**Set exercise**
Rewrite each of the rows below with "bounding boxes" changed to "bounding rectangles" and nothing else altered, and leave the pictures out of your version.

# # # # #

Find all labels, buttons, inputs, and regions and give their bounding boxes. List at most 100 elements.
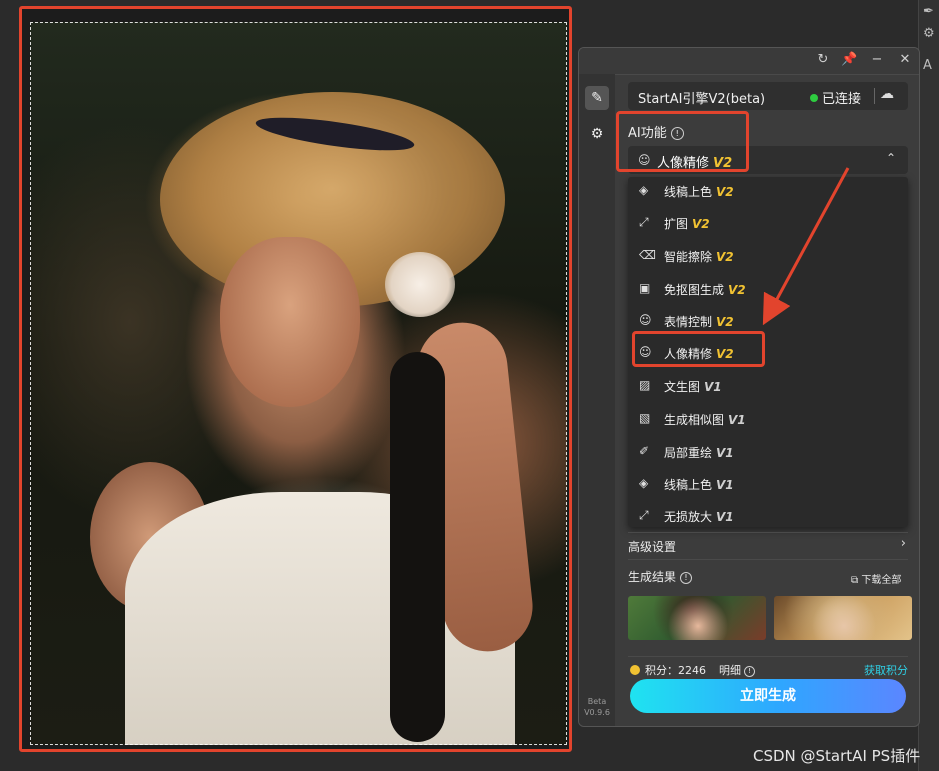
smiley-icon: ☺ <box>639 313 652 327</box>
points-display: 积分：2246 <box>645 662 706 678</box>
portrait-icon: ☺ <box>638 153 651 167</box>
gear-icon[interactable]: ⚙ <box>585 122 609 146</box>
selection-marquee <box>30 22 567 745</box>
version-tag: V2 <box>716 347 734 361</box>
info-icon[interactable]: ! <box>670 127 684 140</box>
advanced-settings-row[interactable]: 高级设置 › <box>628 532 908 560</box>
menu-item-similar-image[interactable]: ▧ 生成相似图 V1 <box>628 405 908 433</box>
close-icon[interactable]: ✕ <box>897 52 913 68</box>
menu-item-label: 局部重绘 <box>664 446 713 460</box>
menu-item-label: 生成相似图 <box>664 413 725 427</box>
results-label: 生成结果! <box>628 568 693 585</box>
host-settings-icon[interactable]: ⚙ <box>923 26 935 41</box>
version-tag: V2 <box>728 283 746 297</box>
selected-function-label: 人像精修 <box>657 156 710 171</box>
host-tool-icon[interactable]: ✒ <box>923 4 934 19</box>
points-detail-link[interactable]: 明细! <box>719 662 755 678</box>
menu-item-text-to-image[interactable]: ▨ 文生图 V1 <box>628 372 908 400</box>
result-thumbnail-2[interactable] <box>774 596 912 640</box>
selected-function: 人像精修 V2 <box>657 152 732 171</box>
minimize-icon[interactable]: − <box>869 52 885 68</box>
menu-item-smart-erase[interactable]: ⌫ 智能擦除 V2 <box>628 242 908 270</box>
get-points-link[interactable]: 获取积分 <box>864 662 908 678</box>
host-panel-strip: ✒ ⚙ A <box>918 0 939 771</box>
connection-status: 已连接 <box>810 88 861 107</box>
text-image-icon: ▨ <box>639 378 651 392</box>
refresh-icon[interactable]: ↻ <box>815 52 831 68</box>
menu-item-label: 文生图 <box>664 380 701 394</box>
version-tag: V1 <box>728 413 746 427</box>
panel-sidebar: ✎ ⚙ Beta V0.9.6 <box>579 74 615 726</box>
selected-version: V2 <box>713 156 733 171</box>
panel-titlebar[interactable]: ↻ 📌 − ✕ <box>579 48 919 75</box>
version-badge: Beta <box>587 697 607 706</box>
version-tag: V2 <box>692 217 710 231</box>
version-tag: V1 <box>704 380 722 394</box>
menu-item-line-color-v2[interactable]: ◈ 线稿上色 V2 <box>628 177 908 205</box>
similar-image-icon: ▧ <box>639 411 651 425</box>
version-tag: V2 <box>716 185 734 199</box>
watermark: CSDN @StartAI PS插件 <box>753 747 921 765</box>
status-dot-icon <box>810 94 818 102</box>
panel-content: StartAI引擎V2(beta) 已连接 ☁ AI功能! ☺ 人像精修 V2 ⌃… <box>615 74 919 726</box>
info-icon[interactable]: ! <box>744 666 755 677</box>
version-info: Beta V0.9.6 <box>579 696 615 718</box>
brush-icon: ✐ <box>639 444 650 458</box>
ai-function-select[interactable]: ☺ 人像精修 V2 ⌃ <box>628 146 908 174</box>
version-tag: V1 <box>716 446 734 460</box>
version-tag: V2 <box>716 250 734 264</box>
engine-name: StartAI引擎V2(beta) <box>638 92 766 107</box>
ai-function-label: AI功能! <box>628 122 684 141</box>
points-value: 2246 <box>678 664 706 677</box>
chevron-up-icon: ⌃ <box>885 151 896 165</box>
info-icon[interactable]: ! <box>680 572 693 584</box>
version-tag: V1 <box>716 510 734 524</box>
download-all-button[interactable]: ⧉ 下载全部 <box>851 571 901 586</box>
menu-item-label: 线稿上色 <box>664 478 713 492</box>
result-thumbnail-1[interactable] <box>628 596 766 640</box>
menu-item-label: 表情控制 <box>664 315 713 329</box>
menu-item-label: 免抠图生成 <box>664 283 725 297</box>
menu-item-line-color-v1[interactable]: ◈ 线稿上色 V1 <box>628 470 908 498</box>
pen-icon[interactable]: ✎ <box>585 86 609 110</box>
paint-bucket-icon: ◈ <box>639 476 649 490</box>
coin-icon <box>630 665 640 675</box>
eraser-icon: ⌫ <box>639 248 656 262</box>
canvas-highlight-frame <box>19 6 572 752</box>
points-row: 积分：2246 明细! 获取积分 <box>628 656 908 677</box>
detail-label: 明细 <box>719 664 741 677</box>
menu-item-cutout-free[interactable]: ▣ 免抠图生成 V2 <box>628 275 908 303</box>
menu-item-local-repaint[interactable]: ✐ 局部重绘 V1 <box>628 438 908 466</box>
pin-icon[interactable]: 📌 <box>841 52 857 68</box>
version-tag: V1 <box>716 478 734 492</box>
expand-icon: ⤢ <box>639 508 649 522</box>
expand-icon: ⤢ <box>639 215 649 229</box>
menu-item-expand[interactable]: ⤢ 扩图 V2 <box>628 209 908 237</box>
ai-function-text: AI功能 <box>628 126 667 141</box>
menu-item-label: 线稿上色 <box>664 185 713 199</box>
canvas-photo[interactable] <box>30 22 567 745</box>
menu-item-lossless-upscale[interactable]: ⤢ 无损放大 V1 <box>628 502 908 530</box>
paint-bucket-icon: ◈ <box>639 183 649 197</box>
cutout-icon: ▣ <box>639 281 651 295</box>
menu-item-expression[interactable]: ☺ 表情控制 V2 <box>628 307 908 335</box>
startai-plugin-panel: ↻ 📌 − ✕ ✎ ⚙ Beta V0.9.6 StartAI引擎V2(beta… <box>578 47 920 727</box>
version-number: V0.9.6 <box>584 708 610 717</box>
menu-item-label: 无损放大 <box>664 510 713 524</box>
menu-item-label: 人像精修 <box>664 347 713 361</box>
cloud-engine-icon[interactable]: ☁ <box>880 86 894 102</box>
menu-item-label: 扩图 <box>664 217 689 231</box>
status-text: 已连接 <box>822 92 862 107</box>
advanced-settings-label: 高级设置 <box>628 540 677 554</box>
points-label: 积分： <box>645 664 678 677</box>
menu-item-portrait-retouch[interactable]: ☺ 人像精修 V2 <box>628 339 908 367</box>
download-all-label: 下载全部 <box>861 575 902 586</box>
engine-selector[interactable]: StartAI引擎V2(beta) 已连接 ☁ <box>628 82 908 110</box>
portrait-icon: ☺ <box>639 345 652 359</box>
ai-function-dropdown: ◈ 线稿上色 V2 ⤢ 扩图 V2 ⌫ 智能擦除 V2 ▣ 免抠图生成 V2 ☺ 表情控… <box>628 177 908 527</box>
menu-item-label: 智能擦除 <box>664 250 713 264</box>
divider <box>874 88 875 104</box>
host-glyph-a: A <box>923 58 932 73</box>
chevron-right-icon: › <box>900 536 906 551</box>
generate-now-button[interactable]: 立即生成 <box>630 679 906 713</box>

# # # # #

**Result of the task**
Find all labels, buttons, inputs, and regions and give their bounding rectangles. List at most 100 elements.
smiley-icon: ☺ <box>639 313 652 327</box>
points-display: 积分：2246 <box>645 662 706 678</box>
portrait-icon: ☺ <box>638 153 651 167</box>
gear-icon[interactable]: ⚙ <box>585 122 609 146</box>
selection-marquee <box>30 22 567 745</box>
version-tag: V2 <box>716 347 734 361</box>
info-icon[interactable]: ! <box>670 127 684 140</box>
advanced-settings-row[interactable]: 高级设置 › <box>628 532 908 560</box>
menu-item-similar-image[interactable]: ▧ 生成相似图 V1 <box>628 405 908 433</box>
close-icon[interactable]: ✕ <box>897 52 913 68</box>
menu-item-label: 局部重绘 <box>664 446 713 460</box>
menu-item-label: 生成相似图 <box>664 413 725 427</box>
results-label: 生成结果! <box>628 568 693 585</box>
host-settings-icon[interactable]: ⚙ <box>923 26 935 41</box>
version-tag: V2 <box>728 283 746 297</box>
selected-function-label: 人像精修 <box>657 156 710 171</box>
host-tool-icon[interactable]: ✒ <box>923 4 934 19</box>
points-detail-link[interactable]: 明细! <box>719 662 755 678</box>
menu-item-text-to-image[interactable]: ▨ 文生图 V1 <box>628 372 908 400</box>
result-thumbnail-2[interactable] <box>774 596 912 640</box>
selected-function: 人像精修 V2 <box>657 152 732 171</box>
minimize-icon[interactable]: − <box>869 52 885 68</box>
menu-item-smart-erase[interactable]: ⌫ 智能擦除 V2 <box>628 242 908 270</box>
get-points-link[interactable]: 获取积分 <box>864 662 908 678</box>
host-panel-strip: ✒ ⚙ A <box>918 0 939 771</box>
connection-status: 已连接 <box>810 88 861 107</box>
text-image-icon: ▨ <box>639 378 651 392</box>
refresh-icon[interactable]: ↻ <box>815 52 831 68</box>
menu-item-label: 文生图 <box>664 380 701 394</box>
version-tag: V1 <box>728 413 746 427</box>
panel-sidebar: ✎ ⚙ Beta V0.9.6 <box>579 74 615 726</box>
selected-version: V2 <box>713 156 733 171</box>
panel-titlebar[interactable]: ↻ 📌 − ✕ <box>579 48 919 75</box>
version-badge: Beta <box>587 697 607 706</box>
version-tag: V2 <box>692 217 710 231</box>
version-tag: V1 <box>704 380 722 394</box>
menu-item-line-color-v2[interactable]: ◈ 线稿上色 V2 <box>628 177 908 205</box>
similar-image-icon: ▧ <box>639 411 651 425</box>
version-tag: V2 <box>716 185 734 199</box>
watermark: CSDN @StartAI PS插件 <box>753 747 921 765</box>
status-dot-icon <box>810 94 818 102</box>
panel-content: StartAI引擎V2(beta) 已连接 ☁ AI功能! ☺ 人像精修 V2 ⌃… <box>615 74 919 726</box>
info-icon[interactable]: ! <box>744 666 755 677</box>
version-info: Beta V0.9.6 <box>579 696 615 718</box>
brush-icon: ✐ <box>639 444 650 458</box>
ai-function-select[interactable]: ☺ 人像精修 V2 ⌃ <box>628 146 908 174</box>
version-tag: V1 <box>716 446 734 460</box>
version-tag: V2 <box>716 250 734 264</box>
engine-name: StartAI引擎V2(beta) <box>638 92 766 107</box>
ai-function-label: AI功能! <box>628 122 684 141</box>
points-value: 2246 <box>678 664 706 677</box>
chevron-up-icon: ⌃ <box>885 151 896 165</box>
info-icon[interactable]: ! <box>680 572 693 584</box>
version-tag: V1 <box>716 510 734 524</box>
download-all-button[interactable]: ⧉ 下载全部 <box>851 571 901 586</box>
menu-item-label: 线稿上色 <box>664 478 713 492</box>
result-thumbnail-1[interactable] <box>628 596 766 640</box>
menu-item-label: 表情控制 <box>664 315 713 329</box>
menu-item-label: 免抠图生成 <box>664 283 725 297</box>
menu-item-line-color-v1[interactable]: ◈ 线稿上色 V1 <box>628 470 908 498</box>
pen-icon[interactable]: ✎ <box>585 86 609 110</box>
paint-bucket-icon: ◈ <box>639 476 649 490</box>
coin-icon <box>630 665 640 675</box>
eraser-icon: ⌫ <box>639 248 656 262</box>
canvas-highlight-frame <box>19 6 572 752</box>
points-row: 积分：2246 明细! 获取积分 <box>628 656 908 677</box>
detail-label: 明细 <box>719 664 741 677</box>
menu-item-cutout-free[interactable]: ▣ 免抠图生成 V2 <box>628 275 908 303</box>
menu-item-local-repaint[interactable]: ✐ 局部重绘 V1 <box>628 438 908 466</box>
pin-icon[interactable]: 📌 <box>841 52 857 68</box>
version-tag: V1 <box>716 478 734 492</box>
expand-icon: ⤢ <box>639 508 649 522</box>
expand-icon: ⤢ <box>639 215 649 229</box>
menu-item-expand[interactable]: ⤢ 扩图 V2 <box>628 209 908 237</box>
ai-function-text: AI功能 <box>628 126 667 141</box>
menu-item-label: 线稿上色 <box>664 185 713 199</box>
canvas-photo[interactable] <box>30 22 567 745</box>
menu-item-lossless-upscale[interactable]: ⤢ 无损放大 V1 <box>628 502 908 530</box>
paint-bucket-icon: ◈ <box>639 183 649 197</box>
cutout-icon: ▣ <box>639 281 651 295</box>
menu-item-expression[interactable]: ☺ 表情控制 V2 <box>628 307 908 335</box>
startai-plugin-panel: ↻ 📌 − ✕ ✎ ⚙ Beta V0.9.6 StartAI引擎V2(beta… <box>578 47 920 727</box>
version-number: V0.9.6 <box>584 708 610 717</box>
menu-item-label: 无损放大 <box>664 510 713 524</box>
menu-item-label: 人像精修 <box>664 347 713 361</box>
cloud-engine-icon[interactable]: ☁ <box>880 86 894 102</box>
menu-item-label: 扩图 <box>664 217 689 231</box>
status-text: 已连接 <box>822 92 862 107</box>
advanced-settings-label: 高级设置 <box>628 540 677 554</box>
points-label: 积分： <box>645 664 678 677</box>
menu-item-portrait-retouch[interactable]: ☺ 人像精修 V2 <box>628 339 908 367</box>
download-all-label: 下载全部 <box>861 575 902 586</box>
engine-selector[interactable]: StartAI引擎V2(beta) 已连接 ☁ <box>628 82 908 110</box>
portrait-icon: ☺ <box>639 345 652 359</box>
ai-function-dropdown: ◈ 线稿上色 V2 ⤢ 扩图 V2 ⌫ 智能擦除 V2 ▣ 免抠图生成 V2 ☺ 表情控… <box>628 177 908 527</box>
menu-item-label: 智能擦除 <box>664 250 713 264</box>
divider <box>874 88 875 104</box>
host-glyph-a: A <box>923 58 932 73</box>
chevron-right-icon: › <box>900 536 906 551</box>
generate-now-button[interactable]: 立即生成 <box>630 679 906 713</box>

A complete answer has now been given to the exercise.